Problem to work on
Return only these lines: the one that contains "What data populates" and every line after it through the end of the listing, exactly, without pictures.

━━━━━━━━━━━━━━━━━━━━━━━━━━━━━━

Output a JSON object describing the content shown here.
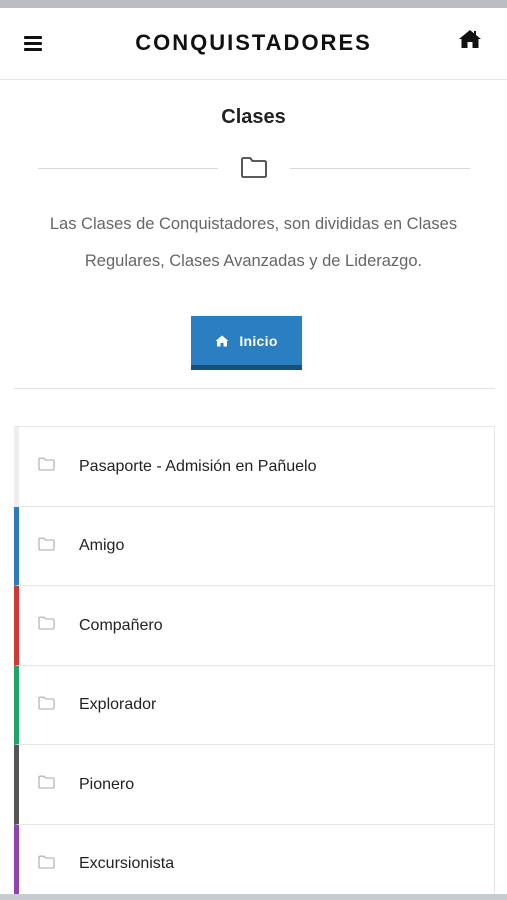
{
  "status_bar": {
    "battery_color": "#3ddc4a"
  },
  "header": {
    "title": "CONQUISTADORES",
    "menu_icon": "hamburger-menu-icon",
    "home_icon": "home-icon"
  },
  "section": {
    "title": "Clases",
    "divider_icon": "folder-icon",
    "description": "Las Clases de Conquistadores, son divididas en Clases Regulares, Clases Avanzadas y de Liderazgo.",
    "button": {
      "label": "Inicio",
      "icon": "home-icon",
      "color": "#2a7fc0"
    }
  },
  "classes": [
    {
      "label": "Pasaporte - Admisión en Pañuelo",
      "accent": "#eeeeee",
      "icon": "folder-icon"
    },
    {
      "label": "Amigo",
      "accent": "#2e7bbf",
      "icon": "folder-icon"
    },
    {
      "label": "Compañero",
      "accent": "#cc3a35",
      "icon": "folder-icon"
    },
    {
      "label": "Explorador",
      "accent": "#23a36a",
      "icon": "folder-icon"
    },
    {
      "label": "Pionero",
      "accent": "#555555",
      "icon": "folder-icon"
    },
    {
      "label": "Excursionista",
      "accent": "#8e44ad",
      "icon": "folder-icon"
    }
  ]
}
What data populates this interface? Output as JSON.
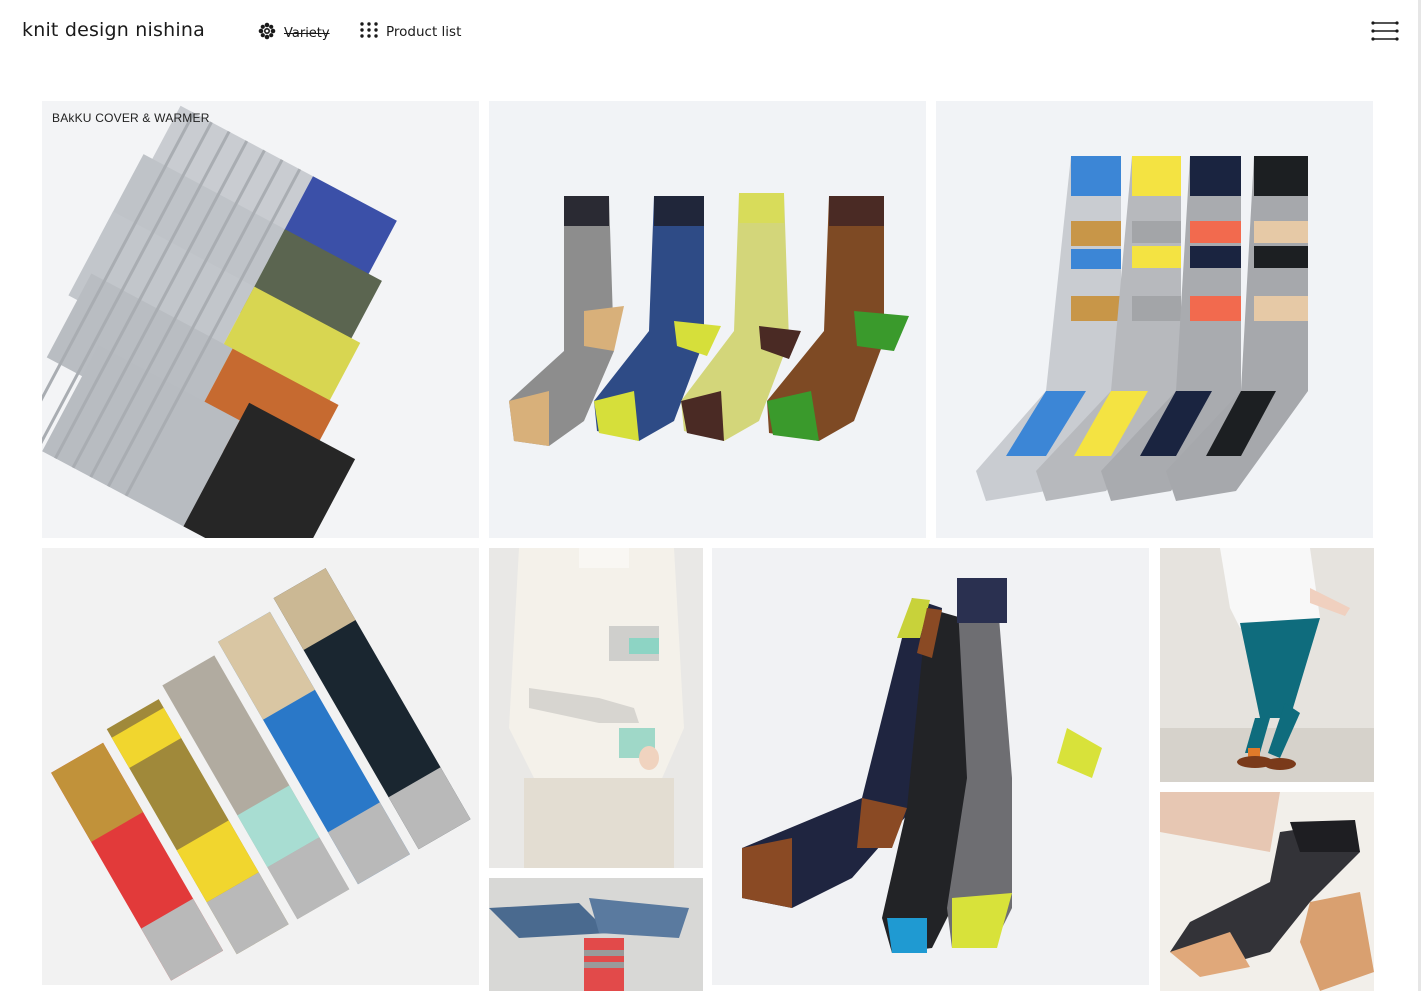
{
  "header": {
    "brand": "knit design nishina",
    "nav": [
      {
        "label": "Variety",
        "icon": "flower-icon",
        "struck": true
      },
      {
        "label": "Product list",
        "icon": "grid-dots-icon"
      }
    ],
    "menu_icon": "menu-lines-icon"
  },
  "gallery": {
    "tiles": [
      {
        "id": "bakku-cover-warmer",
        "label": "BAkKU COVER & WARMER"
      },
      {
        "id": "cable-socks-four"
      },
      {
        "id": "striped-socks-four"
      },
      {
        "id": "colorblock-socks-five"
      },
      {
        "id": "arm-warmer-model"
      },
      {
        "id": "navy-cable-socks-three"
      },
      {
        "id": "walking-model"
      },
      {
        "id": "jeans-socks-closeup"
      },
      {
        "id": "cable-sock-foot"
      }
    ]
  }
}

━━━━━━━━━━━━━━━━━━━━━━━━━━━━━━

Full output
What data populates this interface? Output as JSON.
{
  "header": {
    "brand": "knit design nishina",
    "nav": [
      {
        "label": "Variety",
        "icon": "flower-icon",
        "struck": true
      },
      {
        "label": "Product list",
        "icon": "grid-dots-icon"
      }
    ],
    "menu_icon": "menu-lines-icon"
  },
  "gallery": {
    "tiles": [
      {
        "id": "bakku-cover-warmer",
        "label": "BAkKU COVER & WARMER"
      },
      {
        "id": "cable-socks-four"
      },
      {
        "id": "striped-socks-four"
      },
      {
        "id": "colorblock-socks-five"
      },
      {
        "id": "arm-warmer-model"
      },
      {
        "id": "navy-cable-socks-three"
      },
      {
        "id": "walking-model"
      },
      {
        "id": "jeans-socks-closeup"
      },
      {
        "id": "cable-sock-foot"
      }
    ]
  }
}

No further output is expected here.